--- BEGIN ---

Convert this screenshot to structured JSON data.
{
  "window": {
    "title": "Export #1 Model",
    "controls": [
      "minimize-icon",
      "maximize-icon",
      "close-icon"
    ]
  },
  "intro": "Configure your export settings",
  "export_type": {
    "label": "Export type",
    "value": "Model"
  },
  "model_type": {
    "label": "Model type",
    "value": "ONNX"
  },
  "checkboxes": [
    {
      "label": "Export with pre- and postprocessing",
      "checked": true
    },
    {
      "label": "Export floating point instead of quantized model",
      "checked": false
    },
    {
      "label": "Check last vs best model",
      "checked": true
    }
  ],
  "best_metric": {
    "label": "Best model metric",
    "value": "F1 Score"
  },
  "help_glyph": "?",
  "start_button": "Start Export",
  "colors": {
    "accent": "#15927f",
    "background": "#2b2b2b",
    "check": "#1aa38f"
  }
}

--- END ---

--- Job ---
Select all lines in the listing that include the word "icon".

--- Output of the exercise ---
      "minimize-icon",
      "maximize-icon",
      "close-icon"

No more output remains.